▶ Source records

________

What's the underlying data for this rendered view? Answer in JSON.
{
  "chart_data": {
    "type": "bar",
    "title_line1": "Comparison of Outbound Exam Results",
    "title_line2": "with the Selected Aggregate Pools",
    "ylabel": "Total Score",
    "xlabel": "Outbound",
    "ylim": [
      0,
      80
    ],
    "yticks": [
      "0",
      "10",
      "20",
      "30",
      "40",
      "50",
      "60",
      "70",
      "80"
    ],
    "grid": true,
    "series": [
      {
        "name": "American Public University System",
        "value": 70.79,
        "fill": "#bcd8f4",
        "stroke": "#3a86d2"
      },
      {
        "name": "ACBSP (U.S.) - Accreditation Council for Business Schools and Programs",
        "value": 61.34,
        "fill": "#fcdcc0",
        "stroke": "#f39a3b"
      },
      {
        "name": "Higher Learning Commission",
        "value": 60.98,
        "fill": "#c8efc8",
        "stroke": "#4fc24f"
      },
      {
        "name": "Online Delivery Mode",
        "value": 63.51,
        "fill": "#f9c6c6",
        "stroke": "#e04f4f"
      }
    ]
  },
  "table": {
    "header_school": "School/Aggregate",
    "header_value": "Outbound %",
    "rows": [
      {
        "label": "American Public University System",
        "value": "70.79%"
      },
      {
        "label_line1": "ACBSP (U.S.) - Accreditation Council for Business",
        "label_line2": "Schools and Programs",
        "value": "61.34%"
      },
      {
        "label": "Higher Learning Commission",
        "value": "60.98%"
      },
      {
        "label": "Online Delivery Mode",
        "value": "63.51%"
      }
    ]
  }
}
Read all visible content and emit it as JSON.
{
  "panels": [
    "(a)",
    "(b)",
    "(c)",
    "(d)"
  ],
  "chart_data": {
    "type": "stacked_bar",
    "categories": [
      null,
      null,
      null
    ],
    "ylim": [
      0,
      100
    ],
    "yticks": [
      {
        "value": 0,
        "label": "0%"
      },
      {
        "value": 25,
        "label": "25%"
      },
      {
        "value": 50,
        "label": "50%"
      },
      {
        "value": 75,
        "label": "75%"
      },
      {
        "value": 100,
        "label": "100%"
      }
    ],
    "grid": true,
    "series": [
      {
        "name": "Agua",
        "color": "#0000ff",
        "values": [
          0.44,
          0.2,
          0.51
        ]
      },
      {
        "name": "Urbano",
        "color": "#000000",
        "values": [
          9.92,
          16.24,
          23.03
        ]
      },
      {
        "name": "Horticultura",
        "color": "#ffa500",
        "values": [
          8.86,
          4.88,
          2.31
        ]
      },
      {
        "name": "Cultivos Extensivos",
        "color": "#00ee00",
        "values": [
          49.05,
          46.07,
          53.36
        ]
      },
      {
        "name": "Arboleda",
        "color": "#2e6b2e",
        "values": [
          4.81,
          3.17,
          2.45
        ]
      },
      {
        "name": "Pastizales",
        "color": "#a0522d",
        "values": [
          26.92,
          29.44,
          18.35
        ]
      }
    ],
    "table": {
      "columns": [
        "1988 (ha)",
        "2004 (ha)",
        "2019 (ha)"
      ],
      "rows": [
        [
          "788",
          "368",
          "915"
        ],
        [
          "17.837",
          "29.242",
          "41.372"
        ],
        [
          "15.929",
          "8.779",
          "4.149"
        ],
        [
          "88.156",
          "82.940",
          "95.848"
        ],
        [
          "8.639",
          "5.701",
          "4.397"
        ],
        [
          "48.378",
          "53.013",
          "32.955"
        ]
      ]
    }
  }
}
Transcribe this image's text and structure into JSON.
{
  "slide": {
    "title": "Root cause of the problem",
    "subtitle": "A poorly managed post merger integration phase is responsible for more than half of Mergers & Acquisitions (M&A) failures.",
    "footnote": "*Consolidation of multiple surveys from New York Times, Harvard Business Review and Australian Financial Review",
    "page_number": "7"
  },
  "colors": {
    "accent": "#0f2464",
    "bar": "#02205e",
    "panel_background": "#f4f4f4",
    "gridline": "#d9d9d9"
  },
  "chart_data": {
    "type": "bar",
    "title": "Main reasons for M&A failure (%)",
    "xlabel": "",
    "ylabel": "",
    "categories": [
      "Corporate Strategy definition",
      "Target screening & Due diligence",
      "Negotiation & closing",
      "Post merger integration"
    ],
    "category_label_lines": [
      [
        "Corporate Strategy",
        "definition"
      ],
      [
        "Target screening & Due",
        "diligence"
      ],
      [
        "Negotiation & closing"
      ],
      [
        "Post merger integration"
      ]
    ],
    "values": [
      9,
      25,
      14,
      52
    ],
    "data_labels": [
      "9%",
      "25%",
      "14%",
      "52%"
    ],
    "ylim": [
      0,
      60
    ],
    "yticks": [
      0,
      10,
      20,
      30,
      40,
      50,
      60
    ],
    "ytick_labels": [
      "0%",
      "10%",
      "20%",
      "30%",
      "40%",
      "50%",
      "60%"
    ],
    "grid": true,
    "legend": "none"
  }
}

________

▶ Problem details
Find each line that has the word "Council", then copy it out.

▶ Expected answer
        "name": "ACBSP (U.S.) - Accreditation Council for Business Schools and Programs",
        "label_line1": "ACBSP (U.S.) - Accreditation Council for Business",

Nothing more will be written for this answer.